_Task input:_
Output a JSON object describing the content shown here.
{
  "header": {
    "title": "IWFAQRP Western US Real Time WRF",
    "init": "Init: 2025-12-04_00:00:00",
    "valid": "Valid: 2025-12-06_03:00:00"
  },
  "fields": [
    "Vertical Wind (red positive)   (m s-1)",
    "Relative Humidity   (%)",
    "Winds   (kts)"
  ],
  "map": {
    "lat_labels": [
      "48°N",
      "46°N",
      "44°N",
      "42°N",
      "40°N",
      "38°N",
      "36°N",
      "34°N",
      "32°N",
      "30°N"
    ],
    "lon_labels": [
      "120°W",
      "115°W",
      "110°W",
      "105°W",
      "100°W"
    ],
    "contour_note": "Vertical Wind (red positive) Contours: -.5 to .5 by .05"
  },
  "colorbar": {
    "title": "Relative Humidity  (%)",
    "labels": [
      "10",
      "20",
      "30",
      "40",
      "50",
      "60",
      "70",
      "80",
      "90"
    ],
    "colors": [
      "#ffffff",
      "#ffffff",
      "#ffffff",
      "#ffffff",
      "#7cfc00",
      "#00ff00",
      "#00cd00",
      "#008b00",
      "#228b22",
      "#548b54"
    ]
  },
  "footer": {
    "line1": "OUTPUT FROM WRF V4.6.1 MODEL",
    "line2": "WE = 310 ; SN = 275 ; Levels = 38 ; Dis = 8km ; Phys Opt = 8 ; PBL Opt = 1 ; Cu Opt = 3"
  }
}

_Direction:_
Exact copies of all the records are required.

_Solution to the problem:_
Output a JSON object describing the content shown here.
{
  "header": {
    "title": "IWFAQRP Western US Real Time WRF",
    "init": "Init: 2025-12-04_00:00:00",
    "valid": "Valid: 2025-12-06_03:00:00"
  },
  "fields": [
    "Vertical Wind (red positive)   (m s-1)",
    "Relative Humidity   (%)",
    "Winds   (kts)"
  ],
  "map": {
    "lat_labels": [
      "48°N",
      "46°N",
      "44°N",
      "42°N",
      "40°N",
      "38°N",
      "36°N",
      "34°N",
      "32°N",
      "30°N"
    ],
    "lon_labels": [
      "120°W",
      "115°W",
      "110°W",
      "105°W",
      "100°W"
    ],
    "contour_note": "Vertical Wind (red positive) Contours: -.5 to .5 by .05"
  },
  "colorbar": {
    "title": "Relative Humidity  (%)",
    "labels": [
      "10",
      "20",
      "30",
      "40",
      "50",
      "60",
      "70",
      "80",
      "90"
    ],
    "colors": [
      "#ffffff",
      "#ffffff",
      "#ffffff",
      "#ffffff",
      "#7cfc00",
      "#00ff00",
      "#00cd00",
      "#008b00",
      "#228b22",
      "#548b54"
    ]
  },
  "footer": {
    "line1": "OUTPUT FROM WRF V4.6.1 MODEL",
    "line2": "WE = 310 ; SN = 275 ; Levels = 38 ; Dis = 8km ; Phys Opt = 8 ; PBL Opt = 1 ; Cu Opt = 3"
  }
}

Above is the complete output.